◆ TASK OBJECTIVE
Your task is to transcribe all the entries exactly, excluding pictures.

Stored dataset items:
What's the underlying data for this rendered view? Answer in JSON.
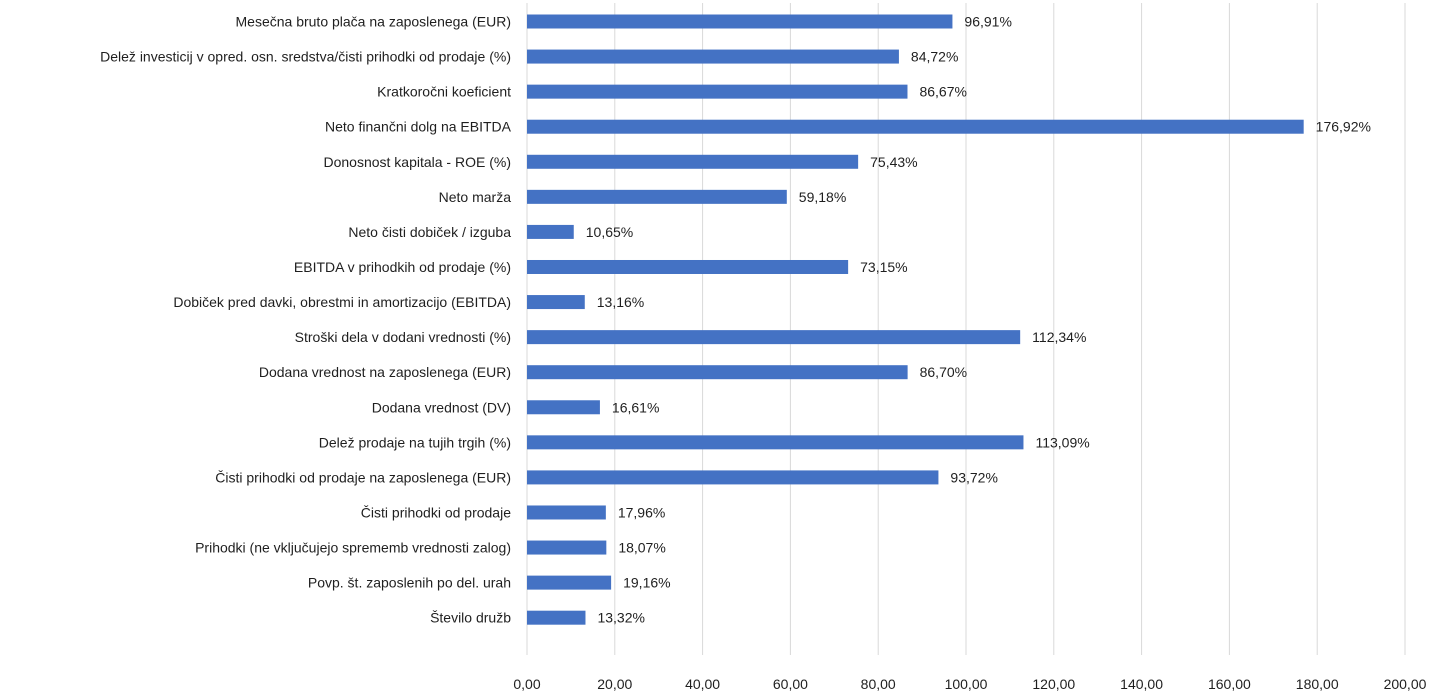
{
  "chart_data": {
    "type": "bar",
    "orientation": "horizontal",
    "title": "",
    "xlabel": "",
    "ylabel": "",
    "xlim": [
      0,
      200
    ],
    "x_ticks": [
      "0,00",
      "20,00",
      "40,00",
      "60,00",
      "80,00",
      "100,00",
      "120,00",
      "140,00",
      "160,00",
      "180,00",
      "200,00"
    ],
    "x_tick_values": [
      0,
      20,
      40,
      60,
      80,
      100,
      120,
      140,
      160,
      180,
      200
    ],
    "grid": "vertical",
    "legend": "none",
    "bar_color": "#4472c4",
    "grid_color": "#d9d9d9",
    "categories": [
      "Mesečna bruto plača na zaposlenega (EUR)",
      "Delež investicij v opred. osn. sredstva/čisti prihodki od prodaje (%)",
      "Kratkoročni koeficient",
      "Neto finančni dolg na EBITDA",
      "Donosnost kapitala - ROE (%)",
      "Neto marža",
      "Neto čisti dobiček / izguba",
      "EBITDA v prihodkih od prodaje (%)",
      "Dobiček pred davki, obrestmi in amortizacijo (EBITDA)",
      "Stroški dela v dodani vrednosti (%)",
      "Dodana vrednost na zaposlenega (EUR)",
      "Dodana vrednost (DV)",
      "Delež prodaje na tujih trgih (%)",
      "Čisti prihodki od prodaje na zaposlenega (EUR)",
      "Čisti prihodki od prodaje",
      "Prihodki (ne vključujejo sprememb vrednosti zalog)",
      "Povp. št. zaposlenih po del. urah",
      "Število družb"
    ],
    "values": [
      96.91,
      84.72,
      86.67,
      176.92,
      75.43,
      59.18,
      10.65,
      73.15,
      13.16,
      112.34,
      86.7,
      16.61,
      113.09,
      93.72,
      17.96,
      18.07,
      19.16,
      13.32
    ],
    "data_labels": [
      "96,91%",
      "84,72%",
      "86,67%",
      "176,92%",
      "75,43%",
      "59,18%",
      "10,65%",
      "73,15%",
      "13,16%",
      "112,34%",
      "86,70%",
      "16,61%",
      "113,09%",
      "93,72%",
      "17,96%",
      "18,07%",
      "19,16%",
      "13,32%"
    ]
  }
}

◆ IN RESPONSE
What's the underlying data for this rendered view? Answer in JSON.
{
  "chart_data": {
    "type": "bar",
    "orientation": "horizontal",
    "title": "",
    "xlabel": "",
    "ylabel": "",
    "xlim": [
      0,
      200
    ],
    "x_ticks": [
      "0,00",
      "20,00",
      "40,00",
      "60,00",
      "80,00",
      "100,00",
      "120,00",
      "140,00",
      "160,00",
      "180,00",
      "200,00"
    ],
    "x_tick_values": [
      0,
      20,
      40,
      60,
      80,
      100,
      120,
      140,
      160,
      180,
      200
    ],
    "grid": "vertical",
    "legend": "none",
    "bar_color": "#4472c4",
    "grid_color": "#d9d9d9",
    "categories": [
      "Mesečna bruto plača na zaposlenega (EUR)",
      "Delež investicij v opred. osn. sredstva/čisti prihodki od prodaje (%)",
      "Kratkoročni koeficient",
      "Neto finančni dolg na EBITDA",
      "Donosnost kapitala - ROE (%)",
      "Neto marža",
      "Neto čisti dobiček / izguba",
      "EBITDA v prihodkih od prodaje (%)",
      "Dobiček pred davki, obrestmi in amortizacijo (EBITDA)",
      "Stroški dela v dodani vrednosti (%)",
      "Dodana vrednost na zaposlenega (EUR)",
      "Dodana vrednost (DV)",
      "Delež prodaje na tujih trgih (%)",
      "Čisti prihodki od prodaje na zaposlenega (EUR)",
      "Čisti prihodki od prodaje",
      "Prihodki (ne vključujejo sprememb vrednosti zalog)",
      "Povp. št. zaposlenih po del. urah",
      "Število družb"
    ],
    "values": [
      96.91,
      84.72,
      86.67,
      176.92,
      75.43,
      59.18,
      10.65,
      73.15,
      13.16,
      112.34,
      86.7,
      16.61,
      113.09,
      93.72,
      17.96,
      18.07,
      19.16,
      13.32
    ],
    "data_labels": [
      "96,91%",
      "84,72%",
      "86,67%",
      "176,92%",
      "75,43%",
      "59,18%",
      "10,65%",
      "73,15%",
      "13,16%",
      "112,34%",
      "86,70%",
      "16,61%",
      "113,09%",
      "93,72%",
      "17,96%",
      "18,07%",
      "19,16%",
      "13,32%"
    ]
  }
}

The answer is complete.